▸ REQUIREMENTS: Tally each line where the word "стандартизации" occurs, then give only the total.

▸ MATERIAL FOR THIS TASK:

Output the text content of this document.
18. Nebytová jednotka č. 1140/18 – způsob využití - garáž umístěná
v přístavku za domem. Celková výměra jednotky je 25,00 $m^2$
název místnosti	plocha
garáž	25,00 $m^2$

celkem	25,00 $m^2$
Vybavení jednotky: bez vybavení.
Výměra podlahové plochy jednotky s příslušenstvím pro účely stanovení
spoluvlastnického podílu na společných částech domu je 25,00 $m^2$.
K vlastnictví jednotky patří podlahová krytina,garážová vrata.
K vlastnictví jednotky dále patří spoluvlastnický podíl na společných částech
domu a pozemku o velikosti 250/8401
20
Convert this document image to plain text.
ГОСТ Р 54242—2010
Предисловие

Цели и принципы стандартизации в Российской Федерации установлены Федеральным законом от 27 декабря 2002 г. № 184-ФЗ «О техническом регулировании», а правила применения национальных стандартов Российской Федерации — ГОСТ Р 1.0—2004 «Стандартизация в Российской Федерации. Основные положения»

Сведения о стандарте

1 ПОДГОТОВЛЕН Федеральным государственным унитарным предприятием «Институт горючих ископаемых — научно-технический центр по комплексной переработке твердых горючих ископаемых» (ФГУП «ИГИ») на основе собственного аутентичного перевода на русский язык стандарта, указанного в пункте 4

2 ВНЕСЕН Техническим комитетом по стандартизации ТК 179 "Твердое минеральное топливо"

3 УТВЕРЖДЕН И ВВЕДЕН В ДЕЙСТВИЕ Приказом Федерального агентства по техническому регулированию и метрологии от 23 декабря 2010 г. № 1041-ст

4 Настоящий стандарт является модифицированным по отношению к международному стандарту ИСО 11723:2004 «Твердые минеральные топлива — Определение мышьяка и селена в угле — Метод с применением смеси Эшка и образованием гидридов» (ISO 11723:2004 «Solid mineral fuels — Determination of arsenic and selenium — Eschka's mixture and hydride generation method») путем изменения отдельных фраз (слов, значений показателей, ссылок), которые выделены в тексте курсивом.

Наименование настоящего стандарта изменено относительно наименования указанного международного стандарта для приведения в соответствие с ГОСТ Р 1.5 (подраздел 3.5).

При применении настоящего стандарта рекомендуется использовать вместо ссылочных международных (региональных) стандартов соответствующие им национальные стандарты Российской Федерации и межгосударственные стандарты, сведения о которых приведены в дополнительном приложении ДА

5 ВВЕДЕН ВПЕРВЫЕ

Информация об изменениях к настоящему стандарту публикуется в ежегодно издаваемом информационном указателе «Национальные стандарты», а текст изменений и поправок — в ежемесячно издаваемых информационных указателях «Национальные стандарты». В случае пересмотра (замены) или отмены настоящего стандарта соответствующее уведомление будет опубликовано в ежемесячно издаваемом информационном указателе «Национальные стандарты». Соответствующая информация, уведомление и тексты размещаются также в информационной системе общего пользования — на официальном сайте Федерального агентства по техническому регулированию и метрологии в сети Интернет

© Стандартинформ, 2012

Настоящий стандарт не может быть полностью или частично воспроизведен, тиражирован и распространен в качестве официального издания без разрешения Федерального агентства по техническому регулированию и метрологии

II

▸ EXERCISE RESPONSE: 2